STATED TASK: In the listing below, count the lines with "icon" and report only the figure.
===== DATA IN THIS EXERCISE =====
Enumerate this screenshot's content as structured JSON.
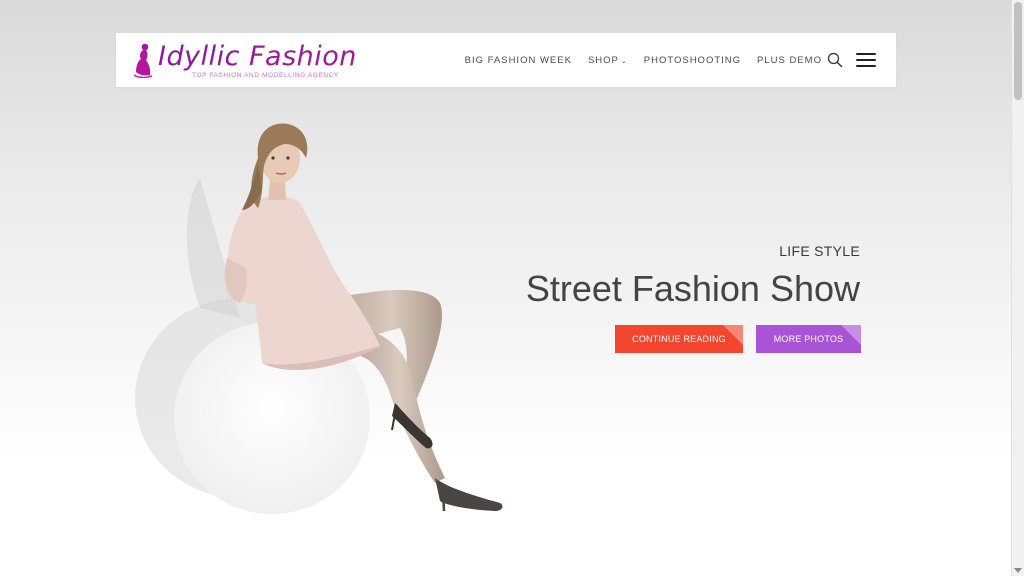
{
  "logo": {
    "name_part1": "Idyllic",
    "name_part2": "Fashion",
    "tagline": "TOP FASHION AND MODELLING AGENCY",
    "brand_color": "#8a1b9e",
    "icon": "woman-silhouette-icon"
  },
  "nav": {
    "items": [
      {
        "label": "BIG FASHION WEEK",
        "has_dropdown": false
      },
      {
        "label": "SHOP",
        "has_dropdown": true
      },
      {
        "label": "PHOTOSHOOTING",
        "has_dropdown": false
      },
      {
        "label": "PLUS DEMO",
        "has_dropdown": false
      }
    ],
    "dropdown_caret": "⌄",
    "search_icon": "search-icon",
    "menu_icon": "hamburger-menu-icon"
  },
  "hero": {
    "subtitle": "LIFE STYLE",
    "title": "Street Fashion Show",
    "buttons": {
      "continue_label": "CONTINUE READING",
      "continue_color": "#f4452f",
      "more_label": "MORE PHOTOS",
      "more_color": "#a954d6"
    }
  }
}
=====
RESULT: 3